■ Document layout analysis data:
_ _ _ _

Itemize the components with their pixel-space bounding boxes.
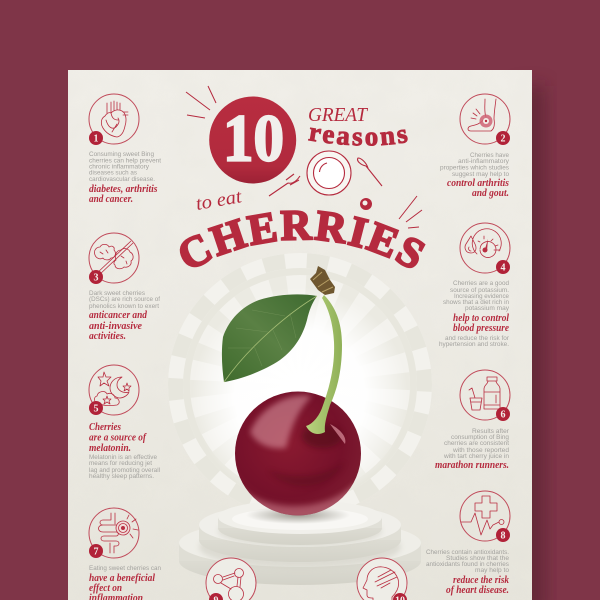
text: reason 5: healthy sleep patterns.	[89, 474, 154, 480]
text: reason 8: may help to	[475, 568, 510, 574]
accent strokes left of badge	[186, 86, 216, 118]
badge 3: 3	[94, 272, 98, 284]
leaf	[222, 294, 317, 382]
text: reason 2	[440, 153, 510, 199]
title badge 10	[209, 96, 296, 184]
heading: to eat: to eat	[194, 186, 244, 215]
text: reason 5: Cherries	[89, 421, 121, 433]
badge 2: 2	[500, 134, 506, 144]
badge 8: 8	[500, 530, 506, 542]
badge 4: 4	[500, 262, 506, 274]
text: reason 2: and gout.	[472, 187, 509, 199]
badge 7: 7	[94, 546, 98, 558]
rays	[190, 276, 410, 480]
poster paper background	[68, 70, 532, 600]
text: reason 4: and reduce the risk for	[445, 336, 509, 342]
text: reason 4: help to control	[453, 312, 510, 324]
badge 6: 6	[500, 410, 506, 420]
text: reason 3	[89, 291, 160, 342]
text: reason 5: Melatonin is an effective	[89, 455, 158, 461]
text: reason 1	[89, 152, 161, 205]
text: reason 6	[435, 429, 509, 471]
text: reason 5: are a source of	[89, 432, 147, 444]
text: reason 1: chronic inflammatory	[89, 164, 149, 170]
text: reason 8: reduce the risk	[453, 574, 509, 586]
icon: gauge and drop	[460, 223, 510, 273]
text: reason 2: control arthritis	[447, 177, 509, 189]
reason 6: juice	[435, 370, 510, 471]
text: reason 5: melatonin.	[89, 442, 131, 454]
reason 2: joint	[440, 94, 510, 199]
text: reason 4: Increasing evidence	[454, 294, 510, 300]
text: reason 1: diseases such as	[89, 170, 137, 176]
text: reason 3: (DSCs) are rich source of	[89, 297, 160, 303]
text: reason 8: Studies show that the	[446, 556, 510, 562]
reason 9: molecule	[206, 558, 256, 600]
text: reason 5: lag and promoting overall	[89, 468, 160, 474]
text: reason 8: Cherries contain antioxidants.	[426, 550, 509, 556]
reason 5: sleep	[89, 365, 160, 480]
badge 5: 5	[94, 404, 98, 414]
cherry highlights	[240, 395, 356, 520]
heading: reasons: reasons	[308, 127, 408, 146]
text: reason 4	[439, 281, 510, 348]
icon: knife	[358, 158, 382, 186]
text: reason 6: with tart cherry juice in	[443, 454, 509, 460]
outer ring blocks	[168, 254, 432, 504]
text: reason 8	[426, 550, 510, 596]
reason 10: brain	[357, 558, 407, 600]
text: reason 1: cherries can help prevent	[89, 158, 161, 164]
icon: intestines	[89, 508, 139, 558]
text: reason 4: blood pressure	[453, 322, 509, 334]
text: reason 4: shows that a diet rich in	[443, 300, 509, 306]
text: reason 2: Cherries have	[470, 153, 510, 159]
icon: bottle and glass	[460, 370, 510, 420]
text: reason 7	[89, 566, 161, 600]
text: reason 3: anticancer and	[89, 309, 147, 321]
reason 8: heart disease	[426, 491, 510, 596]
text: reason 6: consumption of Bing	[451, 435, 509, 441]
text: reason 8: of heart disease.	[446, 584, 509, 596]
text: reason 5	[89, 421, 160, 480]
text: reason 8: antioxidants found in cherries	[426, 562, 509, 568]
text: reason 6: Results after	[472, 429, 509, 435]
icon: fork	[269, 174, 300, 196]
reason 1: heart	[89, 94, 161, 205]
icon: moon and stars	[89, 365, 139, 415]
text: reason 2: anti-inflammatory	[458, 159, 509, 165]
poster shadow	[515, 86, 545, 600]
text: reason 3: Dark sweet cherries	[89, 291, 145, 297]
podium	[179, 500, 421, 585]
text: reason 7: effect on	[89, 582, 122, 594]
text: reason 6: with those reported	[452, 448, 509, 454]
text: reason 4: source of potassium.	[450, 288, 509, 294]
cherry with stem and leaf	[222, 266, 361, 520]
title badge 10: 10	[223, 102, 284, 176]
icon: heart	[89, 94, 139, 144]
text: reason 6: marathon runners.	[435, 459, 509, 471]
text: reason 7: Eating sweet cherries can	[89, 566, 161, 572]
badge 1: 1	[94, 134, 98, 144]
icon: plate	[307, 151, 351, 195]
text: reason 4: hypertension and stroke.	[439, 342, 509, 348]
reason 7: inflammation	[89, 508, 161, 600]
text: reason 1: Consuming sweet Bing	[89, 152, 154, 158]
stem	[306, 295, 342, 434]
text: reason 7: have a beneficial	[89, 572, 156, 584]
heading: GREAT: GREAT	[308, 105, 368, 126]
text: reason 2: properties which studies	[440, 166, 509, 172]
accent strokes right of title	[399, 196, 422, 228]
icon: molecule	[206, 558, 256, 600]
text: reason 3: activities.	[89, 330, 126, 342]
icon: head	[357, 558, 407, 600]
stem tip	[310, 266, 335, 295]
icon: crossed cells	[89, 233, 139, 283]
sunburst backdrop	[168, 253, 432, 504]
text: reason 4: potassium may	[465, 306, 509, 312]
infographic poster	[68, 70, 550, 600]
text: reason 1: and cancer.	[89, 193, 133, 205]
icon: medical cross and pulse	[460, 491, 510, 541]
icon: foot	[460, 94, 510, 144]
text: reason 6: cherries are consistent	[444, 441, 509, 447]
text: reason 3: anti-invasive	[89, 320, 142, 332]
heading: CHERRIES: CHERRIES	[180, 210, 426, 268]
text: reason 4: Cherries are a good	[453, 281, 509, 287]
text: reason 3: phenolics known to exert	[89, 304, 159, 310]
text: reason 1: cardiovascular disease.	[89, 177, 155, 183]
text: reason 5: means for reducing jet	[89, 461, 152, 467]
cherry body	[235, 392, 361, 516]
text: reason 2: suggest may help to	[452, 172, 510, 178]
reason 4: blood pressure	[439, 223, 510, 348]
reason 3: cancer cells	[89, 233, 160, 342]
text: reason 1: diabetes, arthritis	[89, 183, 158, 195]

_ _ _ _

■ ACTION ITEM: Your task is to copy every line of the entries that contains the string "heading".

■ WRITTEN REPLY:
heading: to eat: to eat	[194, 186, 244, 215]
heading: reasons: reasons	[308, 127, 408, 146]
heading: GREAT: GREAT	[308, 105, 368, 126]
heading: CHERRIES: CHERRIES	[180, 210, 426, 268]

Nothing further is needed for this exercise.